### Entries supplied
================================

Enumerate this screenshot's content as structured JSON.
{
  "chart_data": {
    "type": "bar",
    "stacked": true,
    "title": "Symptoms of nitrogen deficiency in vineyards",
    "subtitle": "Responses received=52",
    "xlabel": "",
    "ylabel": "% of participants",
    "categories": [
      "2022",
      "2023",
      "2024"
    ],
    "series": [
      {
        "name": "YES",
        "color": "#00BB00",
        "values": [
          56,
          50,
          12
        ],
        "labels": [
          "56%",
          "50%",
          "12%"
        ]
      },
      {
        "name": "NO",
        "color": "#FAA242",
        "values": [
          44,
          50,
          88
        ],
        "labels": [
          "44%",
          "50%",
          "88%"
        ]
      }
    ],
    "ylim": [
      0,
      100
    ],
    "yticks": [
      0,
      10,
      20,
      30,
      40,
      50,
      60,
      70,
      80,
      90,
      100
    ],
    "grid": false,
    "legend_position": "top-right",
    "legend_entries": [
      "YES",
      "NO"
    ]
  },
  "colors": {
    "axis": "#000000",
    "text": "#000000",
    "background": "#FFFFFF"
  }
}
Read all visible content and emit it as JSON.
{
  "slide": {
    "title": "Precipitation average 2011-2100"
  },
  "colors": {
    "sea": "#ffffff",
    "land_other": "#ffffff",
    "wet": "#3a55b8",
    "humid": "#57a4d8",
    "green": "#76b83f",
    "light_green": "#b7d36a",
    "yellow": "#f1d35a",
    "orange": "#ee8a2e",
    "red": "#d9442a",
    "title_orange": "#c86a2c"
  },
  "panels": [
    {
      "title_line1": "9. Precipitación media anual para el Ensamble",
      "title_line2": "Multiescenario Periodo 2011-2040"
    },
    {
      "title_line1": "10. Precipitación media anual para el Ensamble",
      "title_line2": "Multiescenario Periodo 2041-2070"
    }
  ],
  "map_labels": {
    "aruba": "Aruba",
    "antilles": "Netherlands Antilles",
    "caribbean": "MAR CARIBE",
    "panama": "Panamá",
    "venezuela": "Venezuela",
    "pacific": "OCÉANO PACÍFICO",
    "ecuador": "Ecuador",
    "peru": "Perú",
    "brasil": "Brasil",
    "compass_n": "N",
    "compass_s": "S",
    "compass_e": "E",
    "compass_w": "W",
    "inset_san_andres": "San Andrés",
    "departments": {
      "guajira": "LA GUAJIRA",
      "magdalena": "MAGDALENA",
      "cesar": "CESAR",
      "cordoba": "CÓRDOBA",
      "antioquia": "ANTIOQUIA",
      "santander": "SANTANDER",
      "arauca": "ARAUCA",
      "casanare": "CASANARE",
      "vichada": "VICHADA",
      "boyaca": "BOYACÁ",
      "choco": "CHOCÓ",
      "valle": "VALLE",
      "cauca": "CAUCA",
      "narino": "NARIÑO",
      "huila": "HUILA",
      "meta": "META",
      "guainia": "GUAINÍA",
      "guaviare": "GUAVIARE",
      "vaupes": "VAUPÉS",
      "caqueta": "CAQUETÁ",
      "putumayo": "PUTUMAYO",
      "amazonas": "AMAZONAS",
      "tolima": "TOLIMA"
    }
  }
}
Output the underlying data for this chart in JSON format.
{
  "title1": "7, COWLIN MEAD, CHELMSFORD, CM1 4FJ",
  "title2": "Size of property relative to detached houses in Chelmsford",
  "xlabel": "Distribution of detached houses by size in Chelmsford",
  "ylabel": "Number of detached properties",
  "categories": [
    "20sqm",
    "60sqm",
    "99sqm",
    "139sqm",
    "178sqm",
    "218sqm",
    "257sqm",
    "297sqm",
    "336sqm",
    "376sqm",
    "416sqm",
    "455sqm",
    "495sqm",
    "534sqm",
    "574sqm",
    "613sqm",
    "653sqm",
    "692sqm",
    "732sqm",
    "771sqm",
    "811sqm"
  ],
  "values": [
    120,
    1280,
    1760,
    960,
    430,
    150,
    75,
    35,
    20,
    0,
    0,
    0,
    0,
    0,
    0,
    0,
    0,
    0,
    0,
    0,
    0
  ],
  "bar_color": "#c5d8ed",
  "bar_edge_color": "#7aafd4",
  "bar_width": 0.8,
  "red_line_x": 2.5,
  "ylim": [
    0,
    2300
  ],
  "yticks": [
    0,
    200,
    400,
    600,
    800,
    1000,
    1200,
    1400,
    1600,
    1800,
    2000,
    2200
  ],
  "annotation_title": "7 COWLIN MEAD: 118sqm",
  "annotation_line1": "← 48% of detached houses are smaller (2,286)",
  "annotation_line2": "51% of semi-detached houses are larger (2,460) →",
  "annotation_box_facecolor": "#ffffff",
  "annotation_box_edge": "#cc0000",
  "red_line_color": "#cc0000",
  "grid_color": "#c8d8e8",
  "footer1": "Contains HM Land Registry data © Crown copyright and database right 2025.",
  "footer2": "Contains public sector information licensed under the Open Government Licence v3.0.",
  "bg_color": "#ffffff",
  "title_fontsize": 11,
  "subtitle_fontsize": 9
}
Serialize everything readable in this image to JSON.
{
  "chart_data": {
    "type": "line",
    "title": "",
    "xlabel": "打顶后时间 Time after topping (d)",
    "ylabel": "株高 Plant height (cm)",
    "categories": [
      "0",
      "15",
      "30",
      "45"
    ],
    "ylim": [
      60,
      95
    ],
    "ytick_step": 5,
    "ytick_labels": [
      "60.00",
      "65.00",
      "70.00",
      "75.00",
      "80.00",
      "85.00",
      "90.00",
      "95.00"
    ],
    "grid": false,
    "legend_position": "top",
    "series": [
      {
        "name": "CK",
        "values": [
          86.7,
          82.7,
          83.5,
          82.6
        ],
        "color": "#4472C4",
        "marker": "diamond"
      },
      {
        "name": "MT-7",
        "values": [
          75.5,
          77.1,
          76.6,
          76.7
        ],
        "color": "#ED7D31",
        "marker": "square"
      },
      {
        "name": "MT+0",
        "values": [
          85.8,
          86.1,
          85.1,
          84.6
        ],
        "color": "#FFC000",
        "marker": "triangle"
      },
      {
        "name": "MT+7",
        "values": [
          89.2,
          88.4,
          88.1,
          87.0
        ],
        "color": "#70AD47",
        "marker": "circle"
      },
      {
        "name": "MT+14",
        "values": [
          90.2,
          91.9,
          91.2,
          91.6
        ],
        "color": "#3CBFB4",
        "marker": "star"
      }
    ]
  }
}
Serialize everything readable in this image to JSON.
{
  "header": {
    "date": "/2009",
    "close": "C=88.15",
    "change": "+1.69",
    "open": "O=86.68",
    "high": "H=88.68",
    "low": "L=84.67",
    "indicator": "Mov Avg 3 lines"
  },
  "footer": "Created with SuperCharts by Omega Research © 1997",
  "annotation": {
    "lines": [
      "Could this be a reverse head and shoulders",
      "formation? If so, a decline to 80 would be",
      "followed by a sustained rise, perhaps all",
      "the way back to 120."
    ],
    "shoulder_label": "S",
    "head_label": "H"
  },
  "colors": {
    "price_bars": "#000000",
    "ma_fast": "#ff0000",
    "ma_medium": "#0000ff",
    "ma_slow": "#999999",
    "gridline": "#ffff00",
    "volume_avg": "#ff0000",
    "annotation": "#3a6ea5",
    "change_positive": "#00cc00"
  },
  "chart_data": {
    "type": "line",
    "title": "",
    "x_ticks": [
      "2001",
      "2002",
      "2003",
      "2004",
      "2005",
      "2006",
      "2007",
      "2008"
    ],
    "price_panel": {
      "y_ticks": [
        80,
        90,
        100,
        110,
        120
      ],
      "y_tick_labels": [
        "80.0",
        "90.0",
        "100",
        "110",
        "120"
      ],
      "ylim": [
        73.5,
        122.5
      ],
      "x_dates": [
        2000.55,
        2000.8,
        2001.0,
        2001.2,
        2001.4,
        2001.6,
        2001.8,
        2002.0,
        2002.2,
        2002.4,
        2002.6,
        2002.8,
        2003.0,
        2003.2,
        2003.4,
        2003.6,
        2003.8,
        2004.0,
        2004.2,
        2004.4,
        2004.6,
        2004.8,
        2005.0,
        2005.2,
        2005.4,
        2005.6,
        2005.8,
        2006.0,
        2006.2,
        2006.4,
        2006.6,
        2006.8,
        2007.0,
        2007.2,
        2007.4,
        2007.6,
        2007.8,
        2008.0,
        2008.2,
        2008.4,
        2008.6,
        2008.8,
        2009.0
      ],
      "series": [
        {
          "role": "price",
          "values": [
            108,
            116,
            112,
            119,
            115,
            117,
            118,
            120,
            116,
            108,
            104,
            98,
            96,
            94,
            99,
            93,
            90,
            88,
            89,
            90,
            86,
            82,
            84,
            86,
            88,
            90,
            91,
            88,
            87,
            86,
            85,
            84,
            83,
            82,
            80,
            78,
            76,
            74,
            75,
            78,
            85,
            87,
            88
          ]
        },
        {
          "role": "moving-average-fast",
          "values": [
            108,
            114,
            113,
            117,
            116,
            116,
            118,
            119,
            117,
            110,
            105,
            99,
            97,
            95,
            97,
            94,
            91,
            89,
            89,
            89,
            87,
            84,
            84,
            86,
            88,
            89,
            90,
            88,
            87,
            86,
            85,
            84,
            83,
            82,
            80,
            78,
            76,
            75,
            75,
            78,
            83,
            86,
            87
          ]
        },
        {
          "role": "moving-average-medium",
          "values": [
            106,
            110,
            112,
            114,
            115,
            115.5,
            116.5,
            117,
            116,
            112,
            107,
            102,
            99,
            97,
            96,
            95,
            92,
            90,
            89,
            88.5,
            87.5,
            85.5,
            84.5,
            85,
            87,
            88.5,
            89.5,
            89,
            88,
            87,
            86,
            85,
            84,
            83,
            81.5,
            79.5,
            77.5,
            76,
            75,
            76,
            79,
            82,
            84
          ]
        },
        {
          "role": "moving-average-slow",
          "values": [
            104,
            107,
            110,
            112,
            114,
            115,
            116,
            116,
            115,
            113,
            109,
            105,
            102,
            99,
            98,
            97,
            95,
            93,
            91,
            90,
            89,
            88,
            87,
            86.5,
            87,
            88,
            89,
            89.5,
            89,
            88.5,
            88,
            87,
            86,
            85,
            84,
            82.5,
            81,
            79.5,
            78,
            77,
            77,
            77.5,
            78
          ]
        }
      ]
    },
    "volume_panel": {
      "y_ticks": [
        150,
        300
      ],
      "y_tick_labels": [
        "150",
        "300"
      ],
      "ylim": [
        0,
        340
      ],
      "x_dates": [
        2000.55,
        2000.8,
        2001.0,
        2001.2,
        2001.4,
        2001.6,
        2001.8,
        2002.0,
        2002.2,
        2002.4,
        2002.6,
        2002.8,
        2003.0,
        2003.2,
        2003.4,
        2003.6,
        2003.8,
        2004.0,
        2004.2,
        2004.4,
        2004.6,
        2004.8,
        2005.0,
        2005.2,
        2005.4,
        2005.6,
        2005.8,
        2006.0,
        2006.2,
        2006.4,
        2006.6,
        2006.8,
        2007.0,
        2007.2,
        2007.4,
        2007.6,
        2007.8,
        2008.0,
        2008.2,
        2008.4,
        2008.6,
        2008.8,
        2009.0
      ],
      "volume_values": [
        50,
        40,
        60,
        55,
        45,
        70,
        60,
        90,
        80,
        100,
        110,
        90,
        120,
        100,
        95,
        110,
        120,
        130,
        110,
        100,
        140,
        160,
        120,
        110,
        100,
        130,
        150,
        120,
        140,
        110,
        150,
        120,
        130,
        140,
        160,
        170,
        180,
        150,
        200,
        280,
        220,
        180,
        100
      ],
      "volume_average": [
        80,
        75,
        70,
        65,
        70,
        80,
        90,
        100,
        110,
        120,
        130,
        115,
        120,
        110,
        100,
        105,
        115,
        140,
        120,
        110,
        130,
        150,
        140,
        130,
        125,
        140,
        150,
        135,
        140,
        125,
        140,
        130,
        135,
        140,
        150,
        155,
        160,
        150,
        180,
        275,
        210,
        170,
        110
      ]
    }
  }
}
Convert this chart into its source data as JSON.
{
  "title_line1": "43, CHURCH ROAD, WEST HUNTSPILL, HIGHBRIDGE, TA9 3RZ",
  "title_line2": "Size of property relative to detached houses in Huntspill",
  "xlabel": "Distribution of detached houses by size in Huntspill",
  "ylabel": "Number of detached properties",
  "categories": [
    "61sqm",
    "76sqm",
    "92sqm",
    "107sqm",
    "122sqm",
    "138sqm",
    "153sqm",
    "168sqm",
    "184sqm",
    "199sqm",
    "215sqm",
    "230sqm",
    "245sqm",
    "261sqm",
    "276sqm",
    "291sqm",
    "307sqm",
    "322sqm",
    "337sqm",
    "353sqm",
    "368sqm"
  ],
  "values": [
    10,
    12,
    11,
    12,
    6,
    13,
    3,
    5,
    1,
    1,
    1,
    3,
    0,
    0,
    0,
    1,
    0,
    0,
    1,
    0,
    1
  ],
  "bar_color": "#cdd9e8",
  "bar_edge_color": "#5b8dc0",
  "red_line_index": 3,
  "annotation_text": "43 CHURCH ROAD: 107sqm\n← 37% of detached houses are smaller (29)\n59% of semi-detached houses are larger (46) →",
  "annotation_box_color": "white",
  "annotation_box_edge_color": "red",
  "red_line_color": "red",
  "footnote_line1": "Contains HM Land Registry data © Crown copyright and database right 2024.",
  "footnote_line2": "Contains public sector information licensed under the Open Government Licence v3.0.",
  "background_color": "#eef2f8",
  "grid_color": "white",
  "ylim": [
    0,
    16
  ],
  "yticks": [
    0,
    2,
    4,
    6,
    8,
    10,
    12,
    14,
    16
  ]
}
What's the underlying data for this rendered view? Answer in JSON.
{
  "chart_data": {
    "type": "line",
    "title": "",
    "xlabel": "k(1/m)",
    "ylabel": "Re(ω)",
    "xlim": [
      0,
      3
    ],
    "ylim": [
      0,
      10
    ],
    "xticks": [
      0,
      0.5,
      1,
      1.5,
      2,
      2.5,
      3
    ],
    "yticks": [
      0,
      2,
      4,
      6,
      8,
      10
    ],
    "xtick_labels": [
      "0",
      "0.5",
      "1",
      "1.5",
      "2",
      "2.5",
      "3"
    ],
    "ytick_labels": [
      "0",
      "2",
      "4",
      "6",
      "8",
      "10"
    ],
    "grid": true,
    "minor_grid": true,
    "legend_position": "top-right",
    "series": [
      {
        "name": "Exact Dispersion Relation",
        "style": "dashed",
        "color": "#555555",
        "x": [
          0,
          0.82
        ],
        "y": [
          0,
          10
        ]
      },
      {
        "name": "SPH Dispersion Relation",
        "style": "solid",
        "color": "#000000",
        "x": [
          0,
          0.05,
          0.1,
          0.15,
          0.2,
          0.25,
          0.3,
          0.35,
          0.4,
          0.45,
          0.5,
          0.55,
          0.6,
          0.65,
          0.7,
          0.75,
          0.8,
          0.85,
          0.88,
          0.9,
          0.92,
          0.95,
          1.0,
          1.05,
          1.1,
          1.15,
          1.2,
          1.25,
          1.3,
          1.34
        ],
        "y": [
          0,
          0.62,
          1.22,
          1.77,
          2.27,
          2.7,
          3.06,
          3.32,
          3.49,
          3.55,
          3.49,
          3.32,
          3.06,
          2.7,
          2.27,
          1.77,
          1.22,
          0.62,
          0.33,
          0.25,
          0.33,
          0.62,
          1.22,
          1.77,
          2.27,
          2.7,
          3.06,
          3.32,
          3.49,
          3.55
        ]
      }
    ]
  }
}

================================

### Goal of the exercise
List each line in the listing that contains the string "Relation".

### Answer to the task
        "name": "Exact Dispersion Relation",
        "name": "SPH Dispersion Relation",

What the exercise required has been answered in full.